▶ Instructions to follow
Go through the material and pull out every line with the string "should" in it.

__________

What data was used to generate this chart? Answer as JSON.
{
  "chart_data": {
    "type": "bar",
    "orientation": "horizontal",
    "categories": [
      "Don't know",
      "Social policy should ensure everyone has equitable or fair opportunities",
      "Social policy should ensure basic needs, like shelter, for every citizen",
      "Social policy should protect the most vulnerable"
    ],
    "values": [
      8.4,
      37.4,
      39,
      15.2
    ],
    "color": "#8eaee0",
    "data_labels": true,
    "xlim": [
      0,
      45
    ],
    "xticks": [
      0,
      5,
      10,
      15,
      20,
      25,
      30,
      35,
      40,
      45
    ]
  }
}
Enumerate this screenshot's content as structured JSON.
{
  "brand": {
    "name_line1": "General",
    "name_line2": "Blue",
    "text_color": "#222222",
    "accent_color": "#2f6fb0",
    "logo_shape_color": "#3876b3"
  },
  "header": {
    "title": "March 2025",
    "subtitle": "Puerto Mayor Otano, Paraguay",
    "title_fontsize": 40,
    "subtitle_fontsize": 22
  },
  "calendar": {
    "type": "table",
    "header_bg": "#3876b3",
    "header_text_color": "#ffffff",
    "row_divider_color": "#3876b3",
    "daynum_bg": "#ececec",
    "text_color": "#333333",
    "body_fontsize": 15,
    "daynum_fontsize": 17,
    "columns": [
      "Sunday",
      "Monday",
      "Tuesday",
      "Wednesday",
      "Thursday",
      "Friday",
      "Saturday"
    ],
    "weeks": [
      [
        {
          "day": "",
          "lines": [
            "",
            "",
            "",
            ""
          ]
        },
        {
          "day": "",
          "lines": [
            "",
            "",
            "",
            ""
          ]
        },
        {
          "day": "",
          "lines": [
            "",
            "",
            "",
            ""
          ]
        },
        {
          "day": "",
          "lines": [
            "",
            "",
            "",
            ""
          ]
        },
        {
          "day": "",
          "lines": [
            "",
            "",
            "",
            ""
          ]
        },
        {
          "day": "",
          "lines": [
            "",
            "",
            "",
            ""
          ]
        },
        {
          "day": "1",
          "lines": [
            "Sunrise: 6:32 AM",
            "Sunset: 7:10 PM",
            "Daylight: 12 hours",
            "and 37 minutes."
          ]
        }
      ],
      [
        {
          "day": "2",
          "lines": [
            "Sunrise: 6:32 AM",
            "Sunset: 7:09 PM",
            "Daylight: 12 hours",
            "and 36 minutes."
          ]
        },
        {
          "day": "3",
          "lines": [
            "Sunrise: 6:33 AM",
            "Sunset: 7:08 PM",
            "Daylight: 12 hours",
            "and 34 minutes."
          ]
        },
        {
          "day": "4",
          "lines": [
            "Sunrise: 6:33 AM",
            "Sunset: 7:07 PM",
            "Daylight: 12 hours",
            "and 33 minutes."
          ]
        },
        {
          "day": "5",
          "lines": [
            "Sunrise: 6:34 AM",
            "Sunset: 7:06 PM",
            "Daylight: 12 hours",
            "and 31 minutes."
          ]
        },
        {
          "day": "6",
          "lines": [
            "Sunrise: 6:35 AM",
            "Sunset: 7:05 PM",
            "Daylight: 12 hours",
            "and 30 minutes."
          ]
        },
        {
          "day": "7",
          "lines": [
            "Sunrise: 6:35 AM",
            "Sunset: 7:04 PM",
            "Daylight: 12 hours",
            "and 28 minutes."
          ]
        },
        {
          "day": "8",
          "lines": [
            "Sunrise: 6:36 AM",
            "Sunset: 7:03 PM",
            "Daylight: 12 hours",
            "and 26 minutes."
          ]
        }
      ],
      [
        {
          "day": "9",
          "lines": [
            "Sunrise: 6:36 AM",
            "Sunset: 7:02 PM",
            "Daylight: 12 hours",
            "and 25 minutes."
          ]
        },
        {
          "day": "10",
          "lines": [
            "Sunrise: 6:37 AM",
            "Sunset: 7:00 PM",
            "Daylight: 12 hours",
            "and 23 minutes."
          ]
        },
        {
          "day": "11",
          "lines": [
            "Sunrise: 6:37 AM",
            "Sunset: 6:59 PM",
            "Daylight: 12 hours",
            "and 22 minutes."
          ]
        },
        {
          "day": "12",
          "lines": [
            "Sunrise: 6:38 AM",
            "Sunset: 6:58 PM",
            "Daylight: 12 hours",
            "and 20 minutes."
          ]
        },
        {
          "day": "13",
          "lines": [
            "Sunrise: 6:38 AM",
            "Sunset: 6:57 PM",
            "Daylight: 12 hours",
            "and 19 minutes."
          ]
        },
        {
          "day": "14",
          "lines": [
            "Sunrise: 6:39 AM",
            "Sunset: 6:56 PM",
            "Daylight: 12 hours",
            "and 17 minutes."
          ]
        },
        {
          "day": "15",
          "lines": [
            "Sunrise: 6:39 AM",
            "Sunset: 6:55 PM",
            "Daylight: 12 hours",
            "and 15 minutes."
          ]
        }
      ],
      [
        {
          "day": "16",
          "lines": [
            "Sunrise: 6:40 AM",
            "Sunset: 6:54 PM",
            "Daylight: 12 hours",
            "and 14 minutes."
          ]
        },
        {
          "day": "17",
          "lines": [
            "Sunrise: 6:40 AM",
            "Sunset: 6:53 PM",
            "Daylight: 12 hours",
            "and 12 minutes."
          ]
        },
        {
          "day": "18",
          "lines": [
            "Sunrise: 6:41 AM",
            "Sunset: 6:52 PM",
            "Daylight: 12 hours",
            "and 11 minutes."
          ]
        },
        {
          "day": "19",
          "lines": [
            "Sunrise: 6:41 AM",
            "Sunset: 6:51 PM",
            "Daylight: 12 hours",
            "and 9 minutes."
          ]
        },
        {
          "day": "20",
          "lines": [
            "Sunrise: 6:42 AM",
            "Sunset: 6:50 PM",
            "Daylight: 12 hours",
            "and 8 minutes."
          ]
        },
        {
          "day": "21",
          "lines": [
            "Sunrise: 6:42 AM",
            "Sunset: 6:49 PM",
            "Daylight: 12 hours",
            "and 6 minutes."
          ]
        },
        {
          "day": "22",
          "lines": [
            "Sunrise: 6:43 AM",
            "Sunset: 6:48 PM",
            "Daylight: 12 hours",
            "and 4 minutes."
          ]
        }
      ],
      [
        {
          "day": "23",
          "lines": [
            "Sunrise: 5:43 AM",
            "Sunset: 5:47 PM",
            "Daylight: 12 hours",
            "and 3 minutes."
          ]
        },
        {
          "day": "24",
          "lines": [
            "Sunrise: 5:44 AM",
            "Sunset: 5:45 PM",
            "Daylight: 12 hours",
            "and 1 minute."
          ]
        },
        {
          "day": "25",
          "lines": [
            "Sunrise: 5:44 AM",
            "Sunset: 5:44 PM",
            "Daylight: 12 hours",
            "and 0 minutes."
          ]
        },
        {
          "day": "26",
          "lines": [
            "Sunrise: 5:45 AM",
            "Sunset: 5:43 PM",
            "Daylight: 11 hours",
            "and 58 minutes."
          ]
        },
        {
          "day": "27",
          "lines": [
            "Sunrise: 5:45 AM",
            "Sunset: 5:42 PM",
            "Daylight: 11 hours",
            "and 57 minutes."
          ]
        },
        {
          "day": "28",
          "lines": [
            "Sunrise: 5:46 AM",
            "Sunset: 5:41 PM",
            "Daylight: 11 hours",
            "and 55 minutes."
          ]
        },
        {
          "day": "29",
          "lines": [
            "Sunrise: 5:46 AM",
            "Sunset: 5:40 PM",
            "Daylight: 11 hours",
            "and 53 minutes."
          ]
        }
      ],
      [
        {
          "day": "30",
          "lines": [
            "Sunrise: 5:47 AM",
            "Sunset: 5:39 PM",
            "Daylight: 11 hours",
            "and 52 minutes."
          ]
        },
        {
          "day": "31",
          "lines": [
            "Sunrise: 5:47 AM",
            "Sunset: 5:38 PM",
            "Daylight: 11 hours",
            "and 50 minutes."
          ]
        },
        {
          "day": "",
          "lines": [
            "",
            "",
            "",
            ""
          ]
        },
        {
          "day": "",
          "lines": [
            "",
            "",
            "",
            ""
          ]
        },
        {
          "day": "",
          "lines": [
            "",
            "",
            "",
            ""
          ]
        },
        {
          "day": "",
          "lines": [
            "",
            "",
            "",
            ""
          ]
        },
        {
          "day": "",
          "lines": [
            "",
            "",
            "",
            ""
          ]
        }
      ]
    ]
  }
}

__________

▶ Full answer
      "Social policy should ensure everyone has equitable or fair opportunities",
      "Social policy should ensure basic needs, like shelter, for every citizen",
      "Social policy should protect the most vulnerable"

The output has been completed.